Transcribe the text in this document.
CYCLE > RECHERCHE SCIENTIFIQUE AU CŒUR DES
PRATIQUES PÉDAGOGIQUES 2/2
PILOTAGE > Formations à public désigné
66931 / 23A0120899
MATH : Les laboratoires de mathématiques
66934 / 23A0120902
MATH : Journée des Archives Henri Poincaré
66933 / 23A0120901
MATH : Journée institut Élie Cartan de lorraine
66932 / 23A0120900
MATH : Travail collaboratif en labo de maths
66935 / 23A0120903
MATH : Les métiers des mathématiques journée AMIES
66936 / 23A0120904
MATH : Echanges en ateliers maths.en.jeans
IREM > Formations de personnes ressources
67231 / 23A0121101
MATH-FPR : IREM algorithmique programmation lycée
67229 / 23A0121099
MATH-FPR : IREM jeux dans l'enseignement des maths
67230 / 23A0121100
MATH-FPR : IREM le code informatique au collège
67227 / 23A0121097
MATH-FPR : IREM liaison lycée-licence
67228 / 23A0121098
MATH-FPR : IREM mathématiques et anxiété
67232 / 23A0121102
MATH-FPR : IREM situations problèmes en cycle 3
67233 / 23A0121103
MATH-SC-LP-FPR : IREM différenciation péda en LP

- - - - - - -

Task goal
Make an exact copy of every entry.

Solution
Transcribe the text in this document.
CYCLE > RECHERCHE SCIENTIFIQUE AU CŒUR DES
PRATIQUES PÉDAGOGIQUES 2/2
PILOTAGE > Formations à public désigné
66931 / 23A0120899
MATH : Les laboratoires de mathématiques
66934 / 23A0120902
MATH : Journée des Archives Henri Poincaré
66933 / 23A0120901
MATH : Journée institut Élie Cartan de lorraine
66932 / 23A0120900
MATH : Travail collaboratif en labo de maths
66935 / 23A0120903
MATH : Les métiers des mathématiques journée AMIES
66936 / 23A0120904
MATH : Echanges en ateliers maths.en.jeans
IREM > Formations de personnes ressources
67231 / 23A0121101
MATH-FPR : IREM algorithmique programmation lycée
67229 / 23A0121099
MATH-FPR : IREM jeux dans l'enseignement des maths
67230 / 23A0121100
MATH-FPR : IREM le code informatique au collège
67227 / 23A0121097
MATH-FPR : IREM liaison lycée-licence
67228 / 23A0121098
MATH-FPR : IREM mathématiques et anxiété
67232 / 23A0121102
MATH-FPR : IREM situations problèmes en cycle 3
67233 / 23A0121103
MATH-SC-LP-FPR : IREM différenciation péda en LP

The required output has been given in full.